Data records
__________________________________________________
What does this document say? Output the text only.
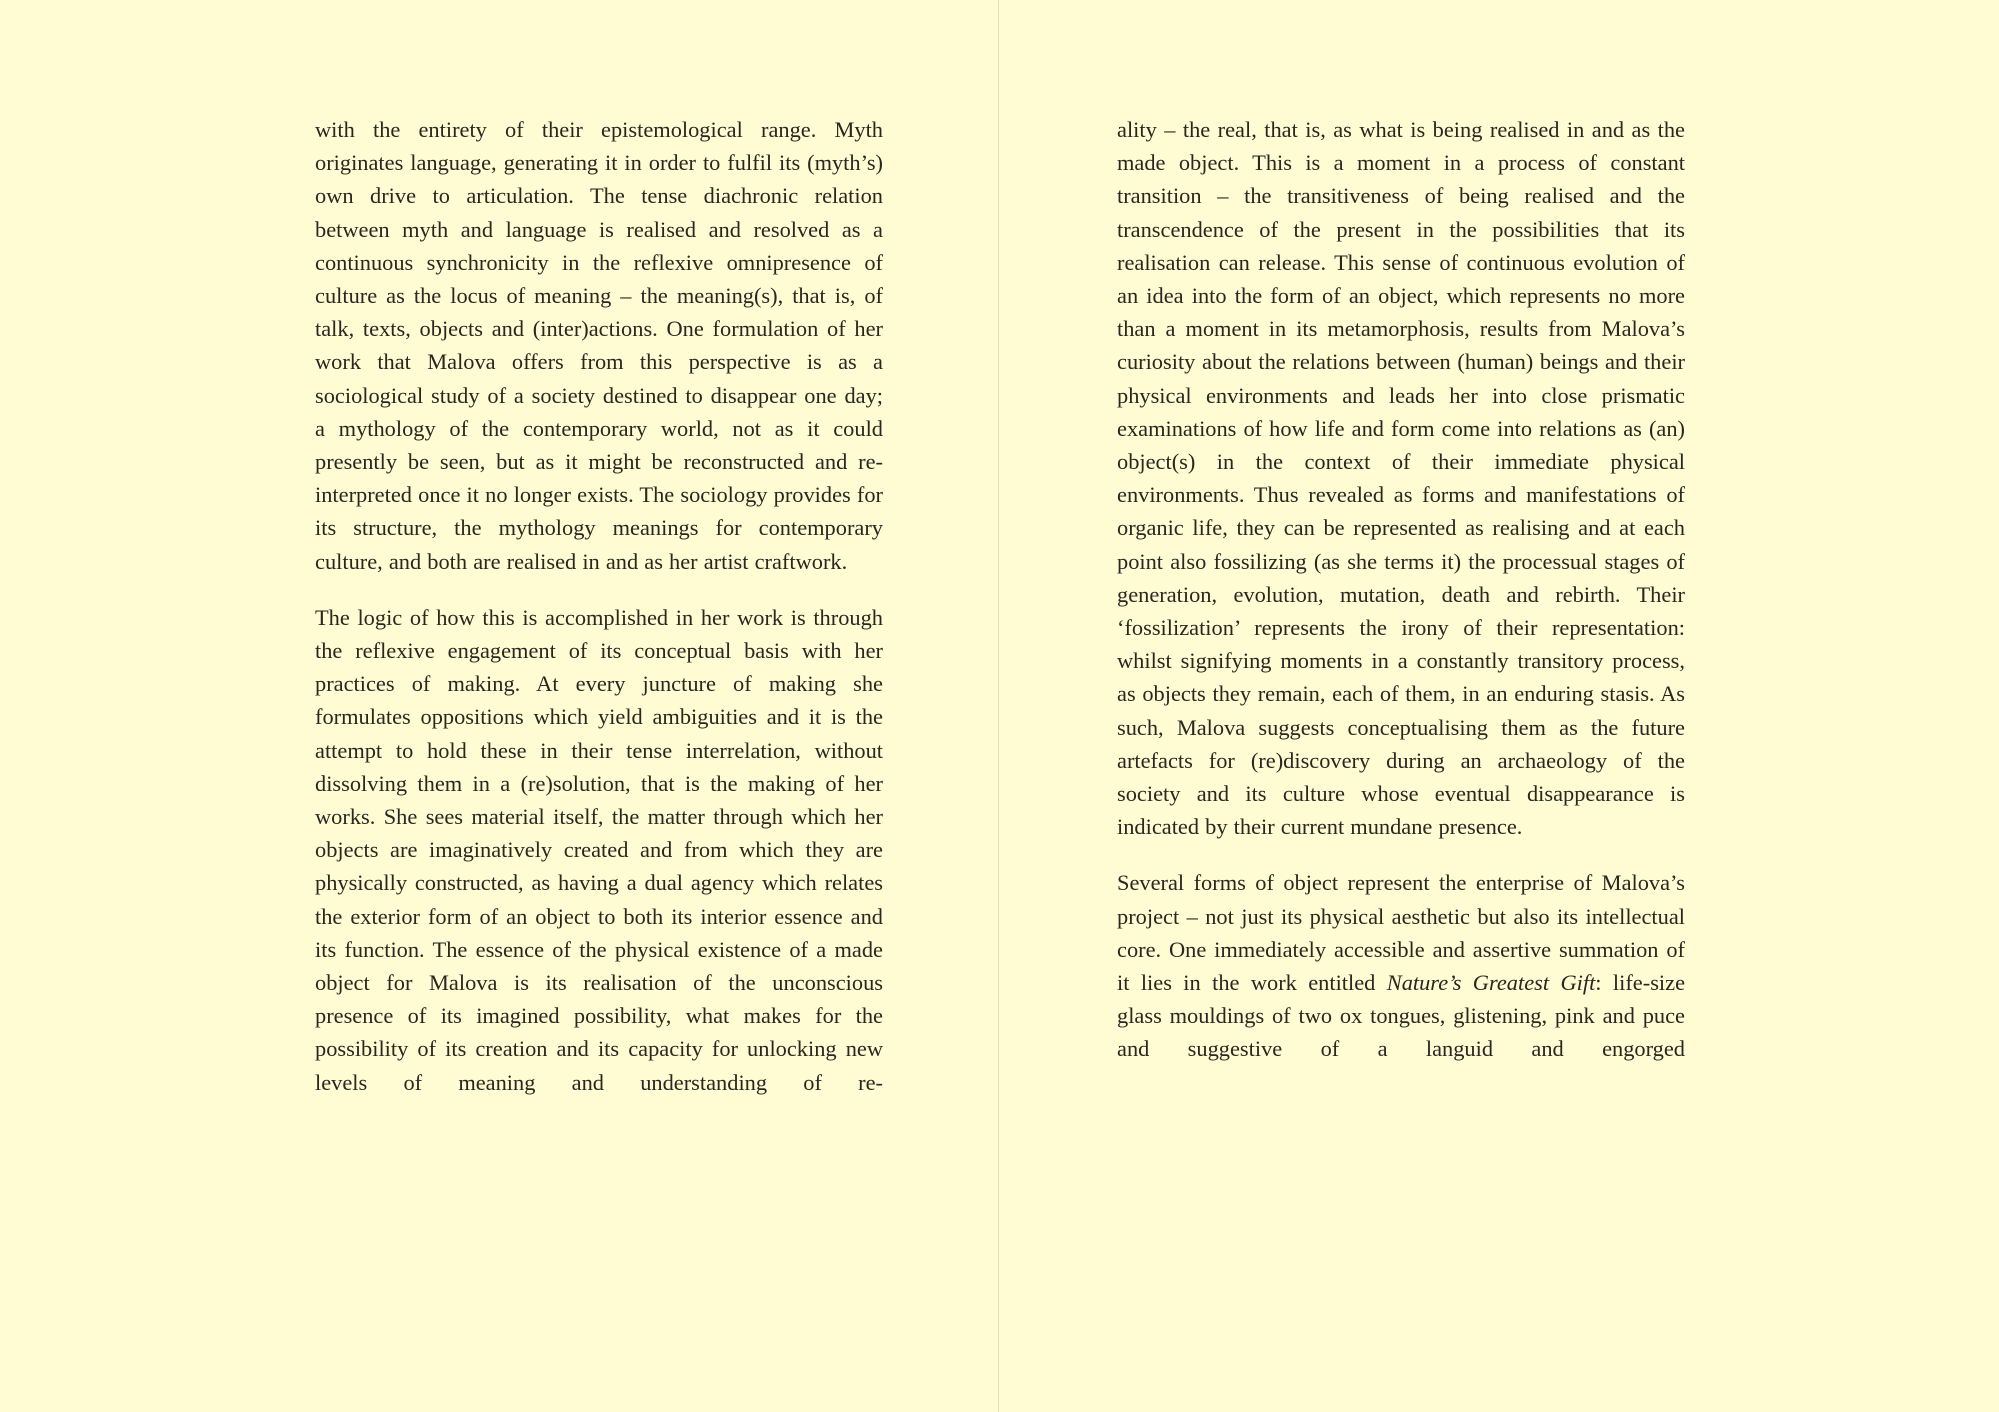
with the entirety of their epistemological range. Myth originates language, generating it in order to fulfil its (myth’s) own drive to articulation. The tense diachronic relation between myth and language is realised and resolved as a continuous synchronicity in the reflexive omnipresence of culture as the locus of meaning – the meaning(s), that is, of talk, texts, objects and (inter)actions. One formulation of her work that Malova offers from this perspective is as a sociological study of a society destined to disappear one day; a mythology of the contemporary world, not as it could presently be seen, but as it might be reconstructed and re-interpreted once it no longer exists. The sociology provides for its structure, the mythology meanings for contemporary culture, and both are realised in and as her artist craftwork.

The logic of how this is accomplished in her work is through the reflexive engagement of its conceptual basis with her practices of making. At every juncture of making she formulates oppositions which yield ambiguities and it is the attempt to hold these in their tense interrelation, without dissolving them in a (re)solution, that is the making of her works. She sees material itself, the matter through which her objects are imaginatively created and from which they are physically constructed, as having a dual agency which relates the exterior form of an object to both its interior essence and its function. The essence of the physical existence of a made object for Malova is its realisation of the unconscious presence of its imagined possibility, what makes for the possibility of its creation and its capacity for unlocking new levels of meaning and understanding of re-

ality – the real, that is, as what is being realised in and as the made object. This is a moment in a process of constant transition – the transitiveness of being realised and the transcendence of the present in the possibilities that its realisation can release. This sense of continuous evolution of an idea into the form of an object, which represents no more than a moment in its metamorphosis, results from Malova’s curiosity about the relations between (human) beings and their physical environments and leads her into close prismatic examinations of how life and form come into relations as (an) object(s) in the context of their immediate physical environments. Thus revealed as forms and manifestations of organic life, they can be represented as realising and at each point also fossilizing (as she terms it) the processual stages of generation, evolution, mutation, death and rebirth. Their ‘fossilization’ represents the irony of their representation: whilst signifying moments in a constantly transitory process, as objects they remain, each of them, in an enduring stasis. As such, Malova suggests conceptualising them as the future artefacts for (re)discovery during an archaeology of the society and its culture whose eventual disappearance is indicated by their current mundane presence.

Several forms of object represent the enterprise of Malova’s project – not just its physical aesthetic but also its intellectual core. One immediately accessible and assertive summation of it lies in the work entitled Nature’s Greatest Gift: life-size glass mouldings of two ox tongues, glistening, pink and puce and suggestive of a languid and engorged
__________________________________________________
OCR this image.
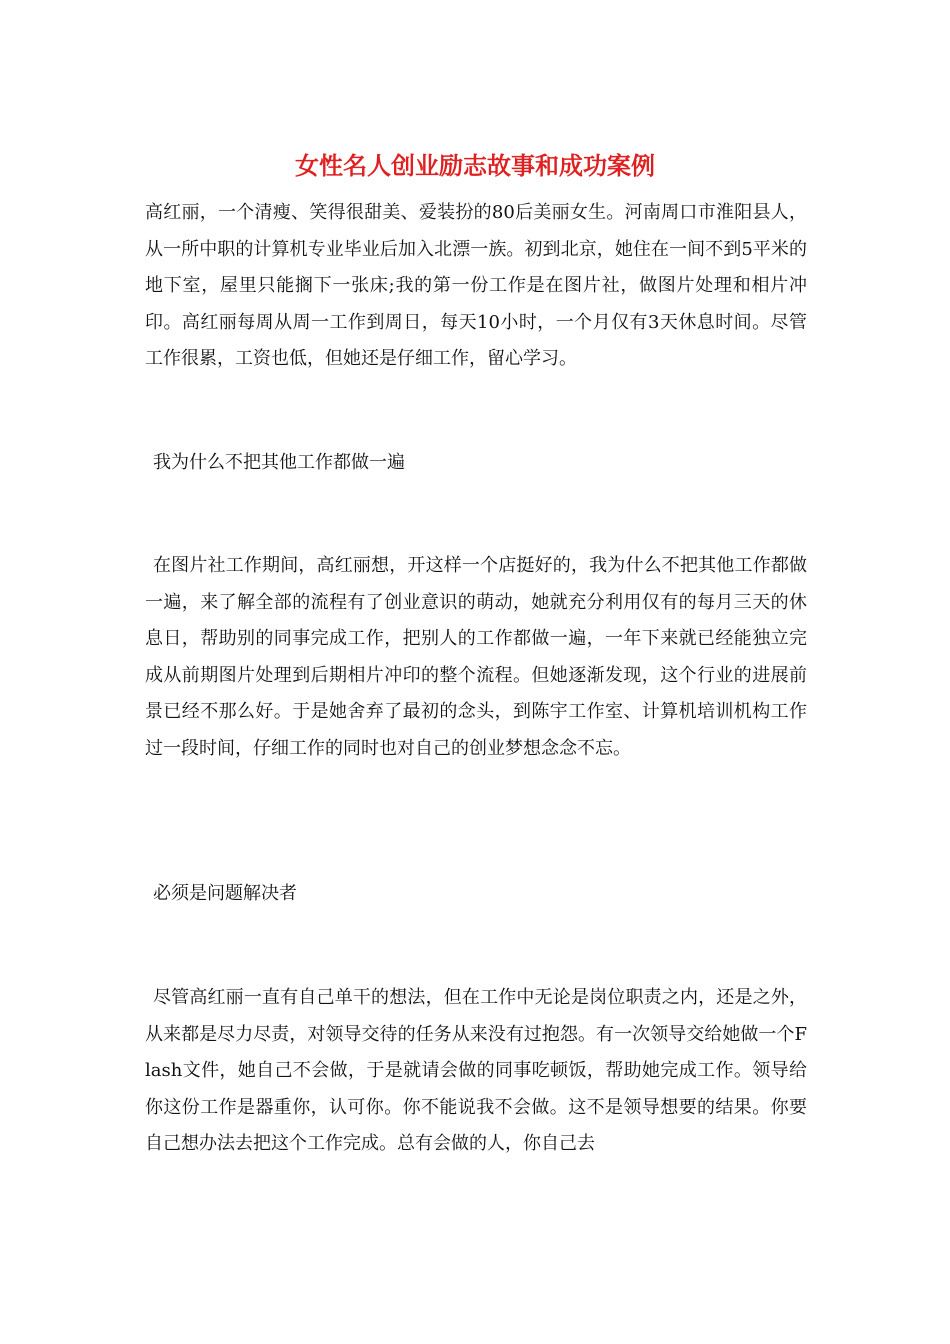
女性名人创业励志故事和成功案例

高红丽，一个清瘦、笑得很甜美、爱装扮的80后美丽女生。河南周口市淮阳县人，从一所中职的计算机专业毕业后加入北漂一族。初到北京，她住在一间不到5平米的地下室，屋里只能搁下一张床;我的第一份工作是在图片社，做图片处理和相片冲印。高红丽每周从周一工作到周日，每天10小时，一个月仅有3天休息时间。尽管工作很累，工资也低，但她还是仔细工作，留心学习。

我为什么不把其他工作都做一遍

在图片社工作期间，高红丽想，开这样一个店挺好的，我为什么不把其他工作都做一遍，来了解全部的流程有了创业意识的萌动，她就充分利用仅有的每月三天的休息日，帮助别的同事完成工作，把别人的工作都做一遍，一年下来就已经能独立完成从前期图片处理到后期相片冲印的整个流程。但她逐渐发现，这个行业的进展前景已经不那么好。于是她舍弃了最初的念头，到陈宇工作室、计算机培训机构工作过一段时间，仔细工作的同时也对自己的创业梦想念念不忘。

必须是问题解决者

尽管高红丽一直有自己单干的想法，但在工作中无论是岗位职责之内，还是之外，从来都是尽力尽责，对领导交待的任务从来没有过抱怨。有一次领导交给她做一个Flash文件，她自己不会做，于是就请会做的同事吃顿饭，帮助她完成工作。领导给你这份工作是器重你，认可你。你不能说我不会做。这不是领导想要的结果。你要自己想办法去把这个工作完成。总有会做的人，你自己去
__________________________________________________
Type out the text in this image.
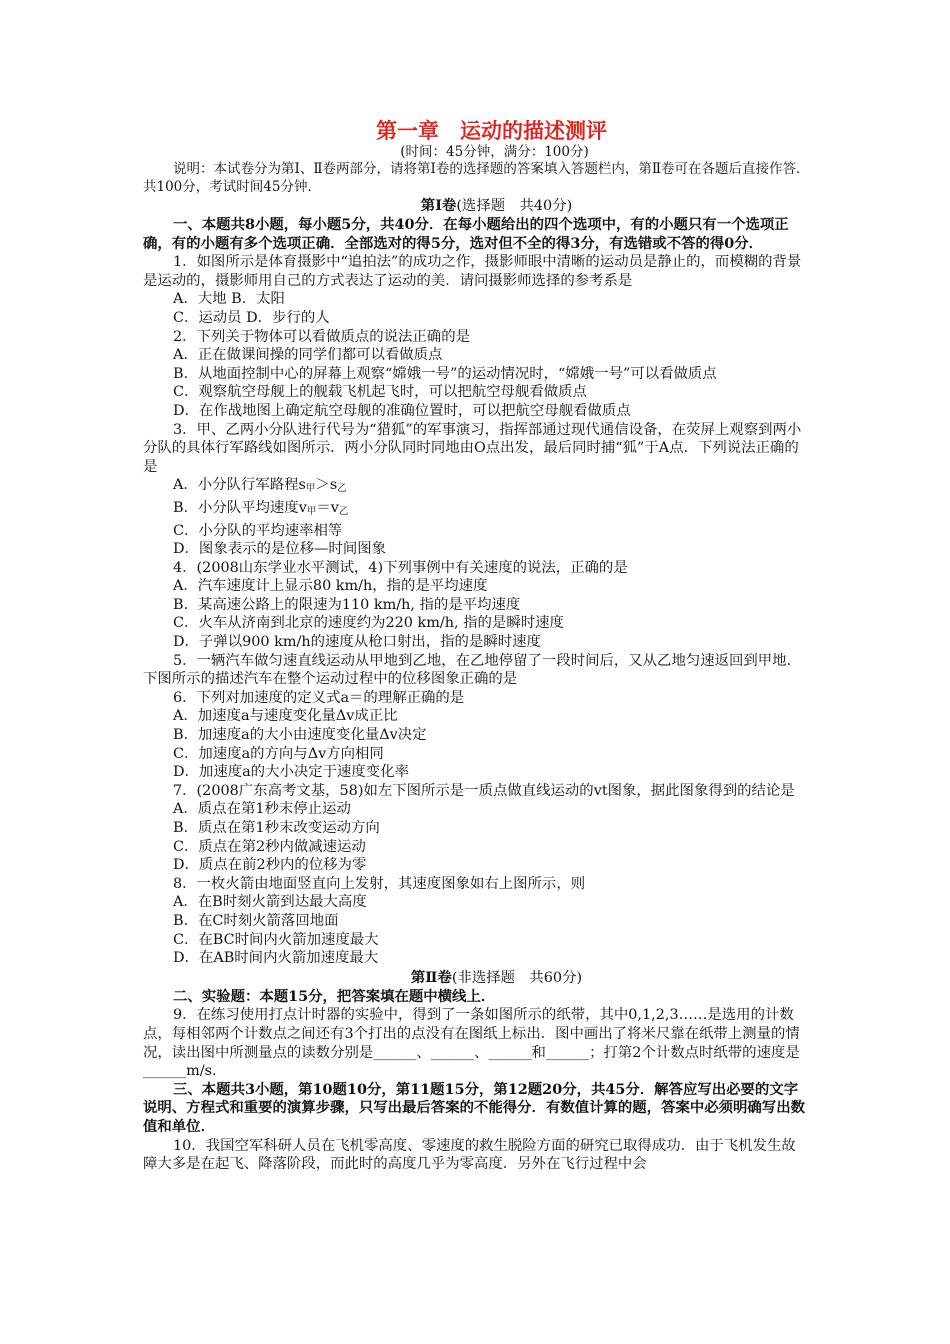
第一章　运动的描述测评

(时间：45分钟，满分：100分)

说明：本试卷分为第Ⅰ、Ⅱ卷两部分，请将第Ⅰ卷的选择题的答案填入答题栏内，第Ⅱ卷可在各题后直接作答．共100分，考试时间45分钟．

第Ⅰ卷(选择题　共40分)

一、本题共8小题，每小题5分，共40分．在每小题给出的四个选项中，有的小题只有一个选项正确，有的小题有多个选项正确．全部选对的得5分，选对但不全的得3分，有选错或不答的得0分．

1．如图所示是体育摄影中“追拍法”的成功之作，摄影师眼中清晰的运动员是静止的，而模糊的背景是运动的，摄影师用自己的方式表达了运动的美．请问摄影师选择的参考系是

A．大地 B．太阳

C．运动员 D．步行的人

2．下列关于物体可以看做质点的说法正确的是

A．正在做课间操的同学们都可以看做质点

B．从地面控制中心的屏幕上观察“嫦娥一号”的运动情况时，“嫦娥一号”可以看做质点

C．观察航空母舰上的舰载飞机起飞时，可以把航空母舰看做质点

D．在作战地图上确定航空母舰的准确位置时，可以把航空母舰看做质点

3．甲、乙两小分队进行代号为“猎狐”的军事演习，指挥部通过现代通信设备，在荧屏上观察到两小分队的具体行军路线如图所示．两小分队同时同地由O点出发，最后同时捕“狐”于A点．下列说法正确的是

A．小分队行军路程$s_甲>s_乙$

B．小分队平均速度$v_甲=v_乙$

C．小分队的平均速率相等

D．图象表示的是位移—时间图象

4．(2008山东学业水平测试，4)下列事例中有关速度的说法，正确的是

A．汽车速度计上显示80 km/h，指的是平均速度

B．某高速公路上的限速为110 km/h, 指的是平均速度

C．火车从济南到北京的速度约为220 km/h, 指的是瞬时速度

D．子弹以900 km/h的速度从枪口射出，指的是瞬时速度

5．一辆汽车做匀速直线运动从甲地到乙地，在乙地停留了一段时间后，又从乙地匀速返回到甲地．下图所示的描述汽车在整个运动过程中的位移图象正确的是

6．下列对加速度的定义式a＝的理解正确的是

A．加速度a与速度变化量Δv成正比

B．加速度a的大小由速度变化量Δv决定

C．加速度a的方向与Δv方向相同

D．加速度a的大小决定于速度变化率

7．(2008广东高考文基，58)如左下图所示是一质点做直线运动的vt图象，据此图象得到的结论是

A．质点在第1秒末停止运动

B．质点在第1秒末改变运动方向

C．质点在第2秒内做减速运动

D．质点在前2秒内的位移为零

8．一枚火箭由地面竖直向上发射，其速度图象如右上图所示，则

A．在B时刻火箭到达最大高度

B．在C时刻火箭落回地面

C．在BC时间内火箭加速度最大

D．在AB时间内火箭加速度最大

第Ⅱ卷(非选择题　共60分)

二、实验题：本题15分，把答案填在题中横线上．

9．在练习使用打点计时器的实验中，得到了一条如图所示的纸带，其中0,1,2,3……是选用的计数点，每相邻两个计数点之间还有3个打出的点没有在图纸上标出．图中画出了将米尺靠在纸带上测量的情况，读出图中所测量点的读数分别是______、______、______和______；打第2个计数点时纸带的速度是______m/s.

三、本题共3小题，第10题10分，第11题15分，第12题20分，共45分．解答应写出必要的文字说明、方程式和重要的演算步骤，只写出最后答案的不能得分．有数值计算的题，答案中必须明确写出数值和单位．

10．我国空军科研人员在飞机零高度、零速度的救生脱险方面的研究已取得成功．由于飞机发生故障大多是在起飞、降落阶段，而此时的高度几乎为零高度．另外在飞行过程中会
__________________________________________________
Given instruction.
List all lines where "可以把航空母舰看做质点" occurs.

Exercise result.
C．观察航空母舰上的舰载飞机起飞时，可以把航空母舰看做质点
D．在作战地图上确定航空母舰的准确位置时，可以把航空母舰看做质点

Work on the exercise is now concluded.